## Exercise brief
Pick every line from the data that holds the word "thickness".

------------------------------

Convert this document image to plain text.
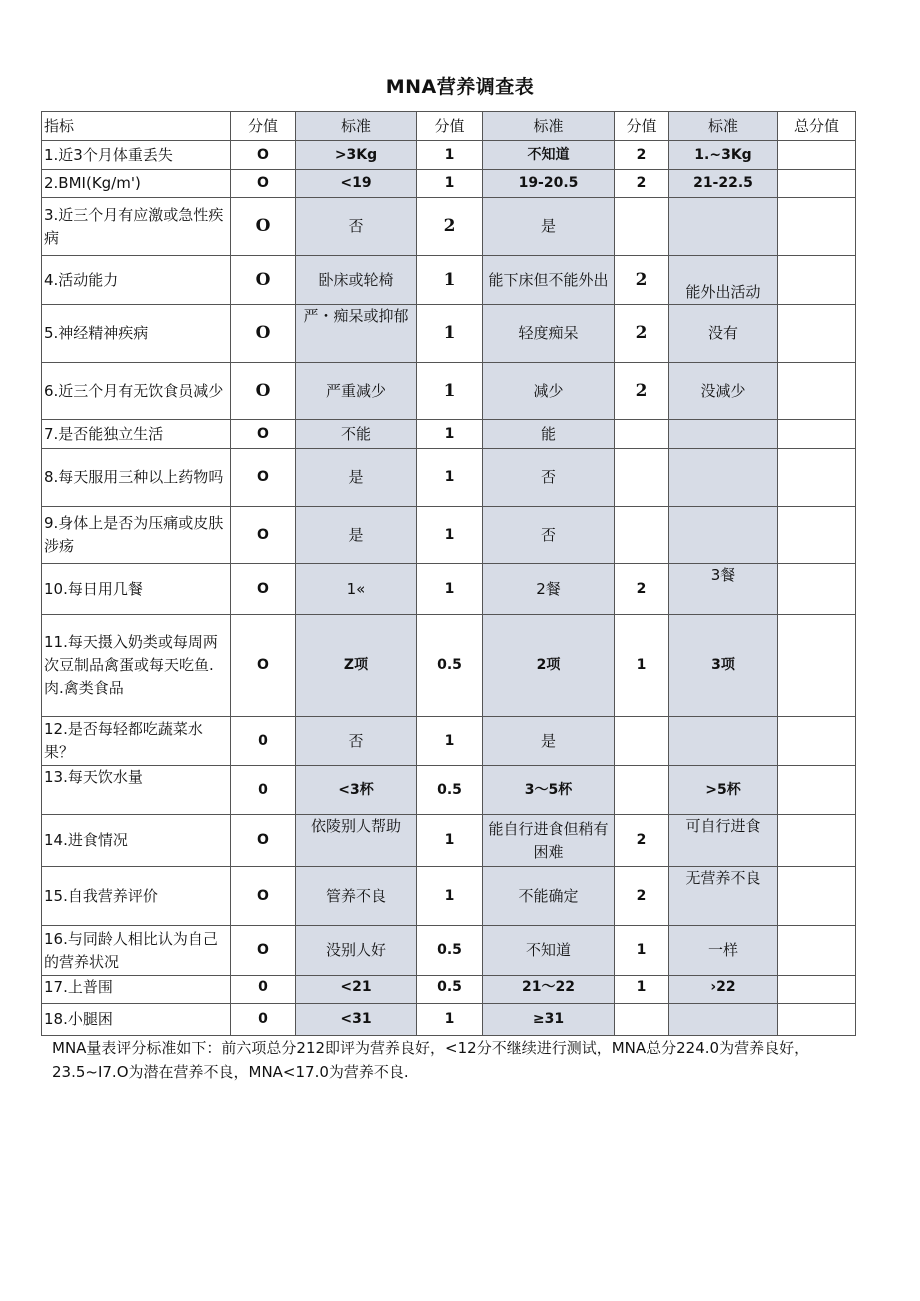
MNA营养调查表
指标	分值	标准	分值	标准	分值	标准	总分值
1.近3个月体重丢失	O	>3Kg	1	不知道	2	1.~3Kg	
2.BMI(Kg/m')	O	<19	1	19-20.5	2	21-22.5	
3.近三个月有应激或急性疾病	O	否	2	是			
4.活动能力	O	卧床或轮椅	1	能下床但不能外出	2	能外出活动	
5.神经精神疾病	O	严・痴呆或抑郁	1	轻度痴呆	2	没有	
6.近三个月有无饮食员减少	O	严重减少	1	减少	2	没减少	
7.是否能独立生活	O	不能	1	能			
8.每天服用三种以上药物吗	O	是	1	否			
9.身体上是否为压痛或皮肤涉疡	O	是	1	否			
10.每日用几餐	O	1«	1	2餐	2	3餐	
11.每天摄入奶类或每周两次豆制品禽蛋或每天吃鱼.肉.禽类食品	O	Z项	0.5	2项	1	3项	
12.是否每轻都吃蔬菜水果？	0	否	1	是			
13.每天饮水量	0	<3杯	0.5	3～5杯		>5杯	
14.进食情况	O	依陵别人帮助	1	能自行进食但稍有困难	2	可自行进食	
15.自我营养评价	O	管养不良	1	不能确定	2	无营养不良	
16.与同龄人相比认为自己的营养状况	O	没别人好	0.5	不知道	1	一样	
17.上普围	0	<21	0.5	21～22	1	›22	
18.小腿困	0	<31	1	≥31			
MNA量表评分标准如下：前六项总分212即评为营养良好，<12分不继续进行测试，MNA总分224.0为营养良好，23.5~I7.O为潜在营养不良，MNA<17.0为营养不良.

------------------------------

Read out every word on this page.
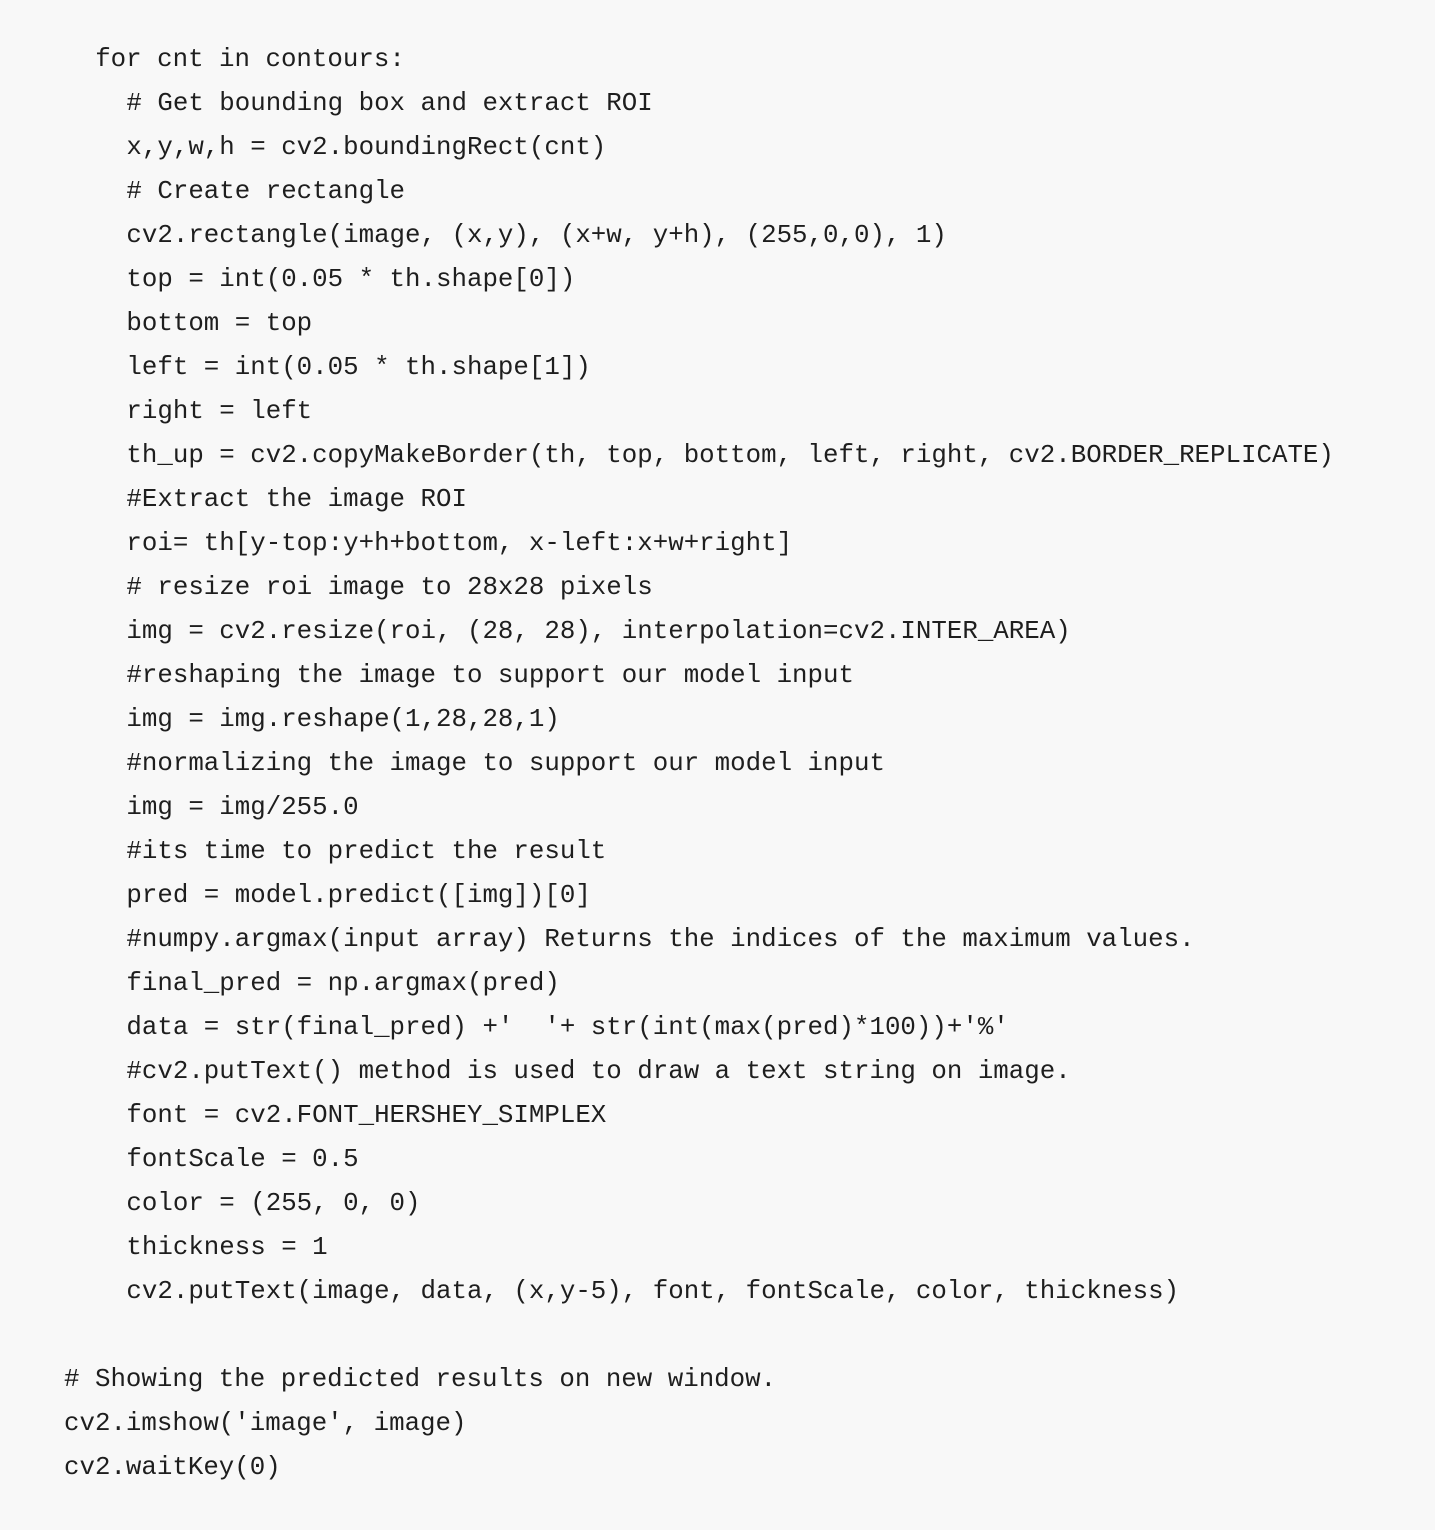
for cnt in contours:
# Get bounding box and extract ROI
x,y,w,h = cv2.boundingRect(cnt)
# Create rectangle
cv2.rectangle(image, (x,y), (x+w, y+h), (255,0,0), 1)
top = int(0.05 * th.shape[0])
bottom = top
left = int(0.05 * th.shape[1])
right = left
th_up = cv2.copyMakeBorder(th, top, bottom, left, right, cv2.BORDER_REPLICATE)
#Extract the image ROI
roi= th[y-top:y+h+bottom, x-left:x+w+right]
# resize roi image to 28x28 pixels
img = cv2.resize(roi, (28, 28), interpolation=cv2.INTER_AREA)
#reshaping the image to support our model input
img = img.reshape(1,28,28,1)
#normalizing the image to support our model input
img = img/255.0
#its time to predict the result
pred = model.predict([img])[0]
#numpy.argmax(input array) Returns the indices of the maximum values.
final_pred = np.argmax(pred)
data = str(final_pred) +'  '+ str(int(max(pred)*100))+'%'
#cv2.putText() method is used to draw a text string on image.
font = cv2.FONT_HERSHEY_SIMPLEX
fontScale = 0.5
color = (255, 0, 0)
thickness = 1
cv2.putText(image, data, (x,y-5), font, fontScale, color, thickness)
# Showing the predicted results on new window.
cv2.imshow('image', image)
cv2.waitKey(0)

------------------------------

## Worked solution
thickness = 1
cv2.putText(image, data, (x,y-5), font, fontScale, color, thickness)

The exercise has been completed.